═════ Data excerpts

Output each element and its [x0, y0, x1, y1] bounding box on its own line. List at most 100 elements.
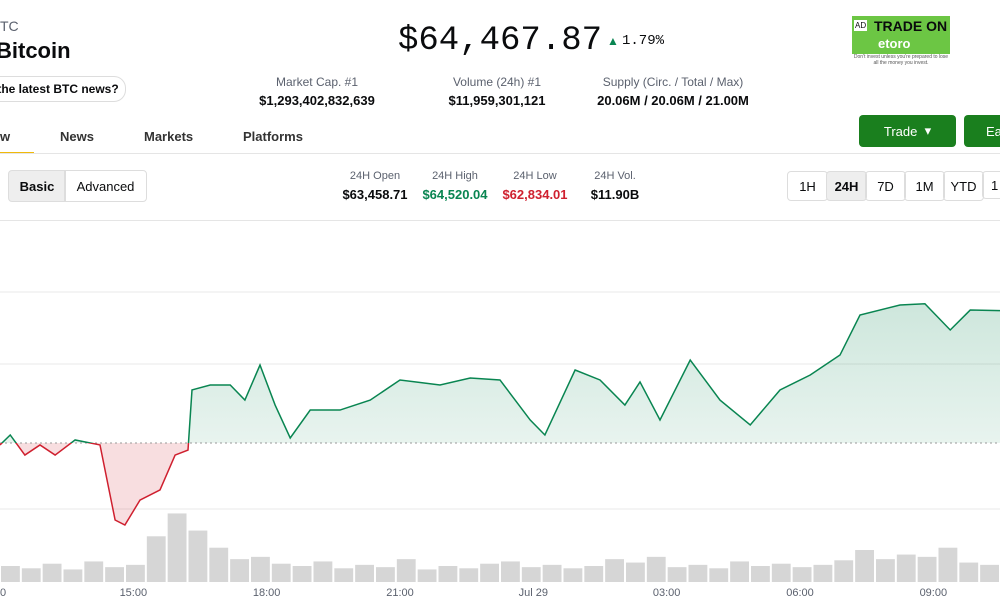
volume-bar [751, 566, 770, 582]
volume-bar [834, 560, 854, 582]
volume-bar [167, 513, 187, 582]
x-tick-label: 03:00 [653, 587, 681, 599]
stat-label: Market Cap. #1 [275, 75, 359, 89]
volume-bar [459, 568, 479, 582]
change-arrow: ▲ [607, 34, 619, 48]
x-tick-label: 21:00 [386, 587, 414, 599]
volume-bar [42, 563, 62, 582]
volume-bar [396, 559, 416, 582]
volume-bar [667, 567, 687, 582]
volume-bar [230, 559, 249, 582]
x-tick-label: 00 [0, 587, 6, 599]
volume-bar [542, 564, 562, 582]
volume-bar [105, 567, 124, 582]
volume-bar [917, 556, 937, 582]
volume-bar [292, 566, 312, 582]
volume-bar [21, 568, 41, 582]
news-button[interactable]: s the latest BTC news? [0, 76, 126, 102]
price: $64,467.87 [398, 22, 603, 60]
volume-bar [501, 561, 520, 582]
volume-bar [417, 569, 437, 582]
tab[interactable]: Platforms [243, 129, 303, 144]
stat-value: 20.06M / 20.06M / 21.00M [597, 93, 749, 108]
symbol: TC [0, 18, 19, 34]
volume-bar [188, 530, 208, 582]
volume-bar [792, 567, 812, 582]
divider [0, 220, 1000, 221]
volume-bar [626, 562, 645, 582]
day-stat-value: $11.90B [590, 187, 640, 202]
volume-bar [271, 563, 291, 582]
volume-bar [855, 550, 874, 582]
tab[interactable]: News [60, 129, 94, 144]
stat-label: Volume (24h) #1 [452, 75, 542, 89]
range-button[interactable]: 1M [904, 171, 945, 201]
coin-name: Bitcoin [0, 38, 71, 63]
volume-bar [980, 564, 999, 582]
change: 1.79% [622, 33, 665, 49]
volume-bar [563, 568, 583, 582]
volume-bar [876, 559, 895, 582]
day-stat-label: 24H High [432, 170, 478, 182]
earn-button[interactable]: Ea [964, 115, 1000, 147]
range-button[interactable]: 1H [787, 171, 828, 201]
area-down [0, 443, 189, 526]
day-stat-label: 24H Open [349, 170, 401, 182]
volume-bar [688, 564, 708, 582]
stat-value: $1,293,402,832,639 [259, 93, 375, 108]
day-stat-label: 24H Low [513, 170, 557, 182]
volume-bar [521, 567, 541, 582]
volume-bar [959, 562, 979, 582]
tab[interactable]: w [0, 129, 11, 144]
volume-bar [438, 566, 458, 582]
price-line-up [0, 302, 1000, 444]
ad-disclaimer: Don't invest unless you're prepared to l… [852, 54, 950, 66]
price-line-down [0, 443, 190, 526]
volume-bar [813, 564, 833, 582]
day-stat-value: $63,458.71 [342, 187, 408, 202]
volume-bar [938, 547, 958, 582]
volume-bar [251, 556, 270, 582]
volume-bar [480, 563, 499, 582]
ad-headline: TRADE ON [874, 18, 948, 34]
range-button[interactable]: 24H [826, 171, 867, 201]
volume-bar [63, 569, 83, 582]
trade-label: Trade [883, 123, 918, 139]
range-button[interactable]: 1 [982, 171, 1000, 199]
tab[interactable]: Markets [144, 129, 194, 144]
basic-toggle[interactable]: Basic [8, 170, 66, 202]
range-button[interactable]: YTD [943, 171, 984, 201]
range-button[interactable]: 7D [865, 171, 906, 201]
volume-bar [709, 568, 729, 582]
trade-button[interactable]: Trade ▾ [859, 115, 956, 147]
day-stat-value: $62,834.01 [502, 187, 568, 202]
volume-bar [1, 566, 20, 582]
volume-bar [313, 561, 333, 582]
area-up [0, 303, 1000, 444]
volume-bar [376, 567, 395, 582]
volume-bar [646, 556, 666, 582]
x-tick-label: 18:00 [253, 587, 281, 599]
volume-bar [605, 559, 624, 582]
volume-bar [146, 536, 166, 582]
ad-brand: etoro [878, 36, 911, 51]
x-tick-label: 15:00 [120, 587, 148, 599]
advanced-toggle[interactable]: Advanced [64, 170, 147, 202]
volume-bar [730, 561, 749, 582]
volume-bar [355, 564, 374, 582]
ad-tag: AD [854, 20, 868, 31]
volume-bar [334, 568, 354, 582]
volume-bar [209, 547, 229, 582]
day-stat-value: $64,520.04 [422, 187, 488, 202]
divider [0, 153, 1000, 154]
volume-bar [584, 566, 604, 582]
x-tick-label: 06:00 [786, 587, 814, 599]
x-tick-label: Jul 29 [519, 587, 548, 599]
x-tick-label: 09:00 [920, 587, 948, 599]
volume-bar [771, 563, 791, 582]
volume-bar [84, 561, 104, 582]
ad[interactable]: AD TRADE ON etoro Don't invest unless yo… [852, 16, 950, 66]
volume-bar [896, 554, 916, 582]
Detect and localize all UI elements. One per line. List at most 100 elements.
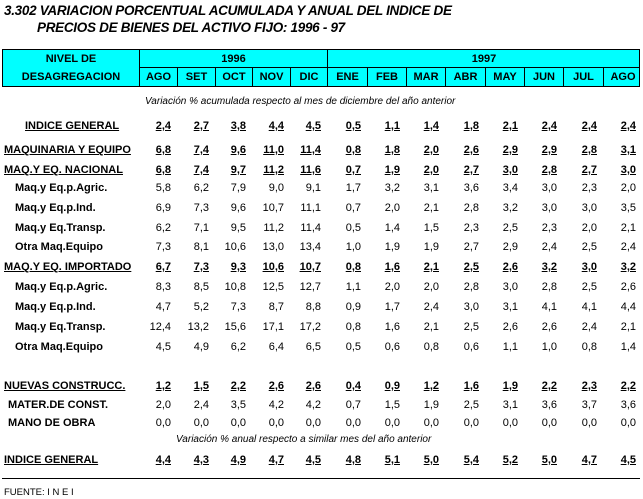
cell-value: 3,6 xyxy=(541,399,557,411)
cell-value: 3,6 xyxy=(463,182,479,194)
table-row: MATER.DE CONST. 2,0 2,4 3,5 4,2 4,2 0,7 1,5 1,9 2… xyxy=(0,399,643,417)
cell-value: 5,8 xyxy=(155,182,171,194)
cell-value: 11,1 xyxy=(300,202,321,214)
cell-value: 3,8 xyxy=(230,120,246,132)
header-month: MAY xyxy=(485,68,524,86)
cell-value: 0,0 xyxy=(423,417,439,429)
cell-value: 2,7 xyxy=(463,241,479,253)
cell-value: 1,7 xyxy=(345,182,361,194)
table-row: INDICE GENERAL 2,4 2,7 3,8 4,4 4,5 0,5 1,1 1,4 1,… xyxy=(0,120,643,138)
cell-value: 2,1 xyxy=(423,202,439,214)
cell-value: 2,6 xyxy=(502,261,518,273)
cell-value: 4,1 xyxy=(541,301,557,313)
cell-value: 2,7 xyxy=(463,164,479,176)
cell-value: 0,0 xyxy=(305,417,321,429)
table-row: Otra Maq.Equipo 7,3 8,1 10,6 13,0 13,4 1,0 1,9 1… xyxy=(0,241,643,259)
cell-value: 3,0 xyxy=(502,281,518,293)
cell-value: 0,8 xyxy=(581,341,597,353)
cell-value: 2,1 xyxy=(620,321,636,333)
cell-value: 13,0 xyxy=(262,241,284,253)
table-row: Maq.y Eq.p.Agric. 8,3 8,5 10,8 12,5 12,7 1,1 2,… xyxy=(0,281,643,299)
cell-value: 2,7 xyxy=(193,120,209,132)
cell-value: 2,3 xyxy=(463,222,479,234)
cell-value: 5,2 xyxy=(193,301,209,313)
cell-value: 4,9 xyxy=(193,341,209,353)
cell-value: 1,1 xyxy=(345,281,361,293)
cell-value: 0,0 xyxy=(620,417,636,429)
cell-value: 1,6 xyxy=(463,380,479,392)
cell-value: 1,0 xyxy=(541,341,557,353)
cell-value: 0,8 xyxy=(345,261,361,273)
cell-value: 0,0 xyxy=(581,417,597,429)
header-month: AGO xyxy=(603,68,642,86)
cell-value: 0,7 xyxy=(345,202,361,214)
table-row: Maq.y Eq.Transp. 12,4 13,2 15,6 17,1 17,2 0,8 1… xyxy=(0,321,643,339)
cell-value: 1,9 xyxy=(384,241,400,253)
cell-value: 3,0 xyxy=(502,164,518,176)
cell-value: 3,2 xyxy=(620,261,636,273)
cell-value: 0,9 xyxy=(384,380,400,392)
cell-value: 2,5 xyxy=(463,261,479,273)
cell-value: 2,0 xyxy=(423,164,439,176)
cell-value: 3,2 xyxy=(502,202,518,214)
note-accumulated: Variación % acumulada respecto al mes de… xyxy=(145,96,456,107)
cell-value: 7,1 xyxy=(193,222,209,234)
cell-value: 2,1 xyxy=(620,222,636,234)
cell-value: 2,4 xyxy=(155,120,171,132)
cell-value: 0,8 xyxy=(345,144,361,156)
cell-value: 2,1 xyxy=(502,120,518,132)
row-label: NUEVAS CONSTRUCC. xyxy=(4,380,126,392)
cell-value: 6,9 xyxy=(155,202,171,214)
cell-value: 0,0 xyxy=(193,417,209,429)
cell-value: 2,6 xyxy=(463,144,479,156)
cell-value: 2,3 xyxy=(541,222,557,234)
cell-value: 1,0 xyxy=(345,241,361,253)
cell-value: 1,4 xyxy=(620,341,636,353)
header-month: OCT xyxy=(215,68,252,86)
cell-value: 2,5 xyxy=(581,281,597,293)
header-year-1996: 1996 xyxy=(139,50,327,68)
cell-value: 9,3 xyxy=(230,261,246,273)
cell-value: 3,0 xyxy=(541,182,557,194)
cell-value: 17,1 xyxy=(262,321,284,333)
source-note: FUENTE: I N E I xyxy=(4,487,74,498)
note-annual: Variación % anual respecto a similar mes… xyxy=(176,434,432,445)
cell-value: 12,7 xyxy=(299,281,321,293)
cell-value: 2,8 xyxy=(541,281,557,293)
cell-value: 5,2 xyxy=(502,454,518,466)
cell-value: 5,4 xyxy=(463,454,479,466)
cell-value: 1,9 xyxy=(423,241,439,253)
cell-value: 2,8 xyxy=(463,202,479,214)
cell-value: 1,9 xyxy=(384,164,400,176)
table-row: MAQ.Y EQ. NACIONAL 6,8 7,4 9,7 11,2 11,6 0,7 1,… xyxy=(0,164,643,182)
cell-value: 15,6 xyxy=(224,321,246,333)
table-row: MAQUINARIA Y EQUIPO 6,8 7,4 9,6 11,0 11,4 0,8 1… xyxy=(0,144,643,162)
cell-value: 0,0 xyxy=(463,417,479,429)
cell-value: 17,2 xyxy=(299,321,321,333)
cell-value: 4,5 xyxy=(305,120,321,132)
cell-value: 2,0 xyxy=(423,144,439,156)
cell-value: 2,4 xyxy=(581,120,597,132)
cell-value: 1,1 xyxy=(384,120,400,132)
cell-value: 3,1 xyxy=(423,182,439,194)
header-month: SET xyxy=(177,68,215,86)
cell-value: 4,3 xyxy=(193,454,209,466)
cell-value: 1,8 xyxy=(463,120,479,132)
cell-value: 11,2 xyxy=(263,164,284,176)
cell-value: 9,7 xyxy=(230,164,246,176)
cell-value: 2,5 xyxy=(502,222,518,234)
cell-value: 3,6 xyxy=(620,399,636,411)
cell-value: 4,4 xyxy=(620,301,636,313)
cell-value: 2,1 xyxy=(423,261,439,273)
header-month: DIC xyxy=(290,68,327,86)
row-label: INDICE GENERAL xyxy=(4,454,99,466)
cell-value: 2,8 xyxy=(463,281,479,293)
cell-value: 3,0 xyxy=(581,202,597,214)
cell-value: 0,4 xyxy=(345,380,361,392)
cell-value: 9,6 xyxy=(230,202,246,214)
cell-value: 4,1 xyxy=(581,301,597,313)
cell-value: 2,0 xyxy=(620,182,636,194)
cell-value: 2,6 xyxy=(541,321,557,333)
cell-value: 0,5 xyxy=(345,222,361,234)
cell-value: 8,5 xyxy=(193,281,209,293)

══════════

Task
Return the lines in the records above, exactly as they appear, covering the stretch from the line containing "volume-bar [751, 566, 770, 582]" through the line containing "tab[interactable]: Platforms [243, 129, 303, 144]", both included.

Solution for this exercise
volume-bar [751, 566, 770, 582]
volume-bar [834, 560, 854, 582]
volume-bar [167, 513, 187, 582]
x-tick-label: 03:00 [653, 587, 681, 599]
stat-label: Market Cap. #1 [275, 75, 359, 89]
volume-bar [459, 568, 479, 582]
change-arrow: ▲ [607, 34, 619, 48]
x-tick-label: 21:00 [386, 587, 414, 599]
volume-bar [42, 563, 62, 582]
volume-bar [396, 559, 416, 582]
volume-bar [667, 567, 687, 582]
volume-bar [230, 559, 249, 582]
x-tick-label: 00 [0, 587, 6, 599]
volume-bar [542, 564, 562, 582]
volume-bar [105, 567, 124, 582]
volume-bar [917, 556, 937, 582]
volume-bar [292, 566, 312, 582]
volume-bar [21, 568, 41, 582]
news-button[interactable]: s the latest BTC news? [0, 76, 126, 102]
price: $64,467.87 [398, 22, 603, 60]
volume-bar [501, 561, 520, 582]
volume-bar [417, 569, 437, 582]
tab[interactable]: Platforms [243, 129, 303, 144]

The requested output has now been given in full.